:: Available records
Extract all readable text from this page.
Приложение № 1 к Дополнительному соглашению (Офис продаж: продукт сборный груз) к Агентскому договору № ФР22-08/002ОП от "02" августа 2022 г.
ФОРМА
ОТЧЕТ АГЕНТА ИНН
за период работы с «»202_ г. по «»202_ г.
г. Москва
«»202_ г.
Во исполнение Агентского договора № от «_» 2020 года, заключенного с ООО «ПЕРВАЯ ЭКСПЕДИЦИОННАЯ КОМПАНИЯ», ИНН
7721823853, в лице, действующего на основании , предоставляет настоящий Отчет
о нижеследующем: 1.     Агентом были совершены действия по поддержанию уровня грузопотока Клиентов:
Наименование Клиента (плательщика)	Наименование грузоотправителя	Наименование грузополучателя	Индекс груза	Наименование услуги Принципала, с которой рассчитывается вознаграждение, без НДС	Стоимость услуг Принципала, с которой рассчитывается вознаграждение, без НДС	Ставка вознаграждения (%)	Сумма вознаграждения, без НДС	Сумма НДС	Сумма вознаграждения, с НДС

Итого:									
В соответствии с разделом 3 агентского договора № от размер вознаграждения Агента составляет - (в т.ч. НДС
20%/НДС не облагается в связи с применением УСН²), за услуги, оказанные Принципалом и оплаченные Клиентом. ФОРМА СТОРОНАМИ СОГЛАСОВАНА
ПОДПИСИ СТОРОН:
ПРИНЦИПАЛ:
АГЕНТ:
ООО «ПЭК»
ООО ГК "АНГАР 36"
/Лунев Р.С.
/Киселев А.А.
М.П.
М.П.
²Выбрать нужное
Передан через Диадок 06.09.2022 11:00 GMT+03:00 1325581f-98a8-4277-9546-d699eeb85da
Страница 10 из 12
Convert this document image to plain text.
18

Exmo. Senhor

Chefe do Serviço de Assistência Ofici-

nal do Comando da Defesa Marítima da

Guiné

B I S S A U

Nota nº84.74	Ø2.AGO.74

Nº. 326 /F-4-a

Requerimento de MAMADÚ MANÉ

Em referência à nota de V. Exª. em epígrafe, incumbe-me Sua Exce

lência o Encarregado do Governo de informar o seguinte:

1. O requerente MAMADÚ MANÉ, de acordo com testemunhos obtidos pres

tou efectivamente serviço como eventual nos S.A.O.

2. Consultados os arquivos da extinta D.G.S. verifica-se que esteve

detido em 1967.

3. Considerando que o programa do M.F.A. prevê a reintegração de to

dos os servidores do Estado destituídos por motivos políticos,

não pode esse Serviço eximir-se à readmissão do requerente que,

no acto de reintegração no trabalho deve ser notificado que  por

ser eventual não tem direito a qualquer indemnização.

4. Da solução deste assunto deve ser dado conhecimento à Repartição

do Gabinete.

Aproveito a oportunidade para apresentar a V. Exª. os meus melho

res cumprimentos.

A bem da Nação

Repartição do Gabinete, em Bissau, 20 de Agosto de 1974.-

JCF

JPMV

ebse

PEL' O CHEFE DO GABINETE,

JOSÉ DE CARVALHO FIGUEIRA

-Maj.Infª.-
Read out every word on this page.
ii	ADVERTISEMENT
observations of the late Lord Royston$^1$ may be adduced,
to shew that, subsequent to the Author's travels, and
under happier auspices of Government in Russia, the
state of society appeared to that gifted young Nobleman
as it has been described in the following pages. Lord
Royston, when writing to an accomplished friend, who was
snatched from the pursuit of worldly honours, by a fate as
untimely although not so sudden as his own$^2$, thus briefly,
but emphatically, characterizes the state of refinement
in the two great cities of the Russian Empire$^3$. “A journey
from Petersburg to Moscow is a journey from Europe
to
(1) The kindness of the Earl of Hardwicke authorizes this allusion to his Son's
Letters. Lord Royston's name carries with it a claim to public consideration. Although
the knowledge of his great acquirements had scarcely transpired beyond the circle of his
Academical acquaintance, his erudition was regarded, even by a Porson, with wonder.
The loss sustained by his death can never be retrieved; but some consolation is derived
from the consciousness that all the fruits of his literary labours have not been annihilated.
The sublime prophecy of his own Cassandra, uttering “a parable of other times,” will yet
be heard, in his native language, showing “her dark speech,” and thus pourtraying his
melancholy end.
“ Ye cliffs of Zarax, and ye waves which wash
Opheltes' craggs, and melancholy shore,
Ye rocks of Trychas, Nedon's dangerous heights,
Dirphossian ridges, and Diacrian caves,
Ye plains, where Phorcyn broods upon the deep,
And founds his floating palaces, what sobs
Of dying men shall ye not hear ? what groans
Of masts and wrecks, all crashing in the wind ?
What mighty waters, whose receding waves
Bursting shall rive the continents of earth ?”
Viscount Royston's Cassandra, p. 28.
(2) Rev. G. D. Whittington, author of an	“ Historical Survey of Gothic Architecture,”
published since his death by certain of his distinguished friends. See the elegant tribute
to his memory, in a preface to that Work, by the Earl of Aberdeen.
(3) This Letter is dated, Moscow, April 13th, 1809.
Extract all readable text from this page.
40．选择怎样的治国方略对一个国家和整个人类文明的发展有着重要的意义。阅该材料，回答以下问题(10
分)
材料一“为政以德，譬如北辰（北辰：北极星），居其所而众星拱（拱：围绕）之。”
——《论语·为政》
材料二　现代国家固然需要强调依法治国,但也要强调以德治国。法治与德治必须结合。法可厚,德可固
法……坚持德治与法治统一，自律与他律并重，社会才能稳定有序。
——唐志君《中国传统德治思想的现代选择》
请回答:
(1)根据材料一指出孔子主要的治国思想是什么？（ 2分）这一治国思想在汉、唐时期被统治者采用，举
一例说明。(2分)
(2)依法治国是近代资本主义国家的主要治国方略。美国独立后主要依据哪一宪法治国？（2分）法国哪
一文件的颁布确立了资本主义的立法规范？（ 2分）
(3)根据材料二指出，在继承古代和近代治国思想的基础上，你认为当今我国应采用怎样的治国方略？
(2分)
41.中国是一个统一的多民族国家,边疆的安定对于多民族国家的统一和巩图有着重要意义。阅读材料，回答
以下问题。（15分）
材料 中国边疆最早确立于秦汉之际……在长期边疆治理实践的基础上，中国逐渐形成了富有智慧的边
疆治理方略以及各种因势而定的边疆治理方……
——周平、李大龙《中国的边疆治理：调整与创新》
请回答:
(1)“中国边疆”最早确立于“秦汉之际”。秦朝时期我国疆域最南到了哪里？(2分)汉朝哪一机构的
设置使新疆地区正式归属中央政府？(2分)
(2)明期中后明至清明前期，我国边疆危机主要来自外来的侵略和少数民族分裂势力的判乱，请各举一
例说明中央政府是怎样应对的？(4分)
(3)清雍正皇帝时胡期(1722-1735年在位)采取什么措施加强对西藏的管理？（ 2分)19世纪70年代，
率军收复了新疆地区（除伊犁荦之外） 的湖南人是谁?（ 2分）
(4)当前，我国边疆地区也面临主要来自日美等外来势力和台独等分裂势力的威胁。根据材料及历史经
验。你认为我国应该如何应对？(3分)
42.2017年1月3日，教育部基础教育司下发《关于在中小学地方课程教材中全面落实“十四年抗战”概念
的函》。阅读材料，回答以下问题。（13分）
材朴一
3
::::
The request:
Search the entries for the word "阅读材料" and gather every line where it appears.

The completed task:
41.中国是一个统一的多民族国家,边疆的安定对于多民族国家的统一和巩图有着重要意义。阅读材料，回答
的函》。阅读材料，回答以下问题。（13分）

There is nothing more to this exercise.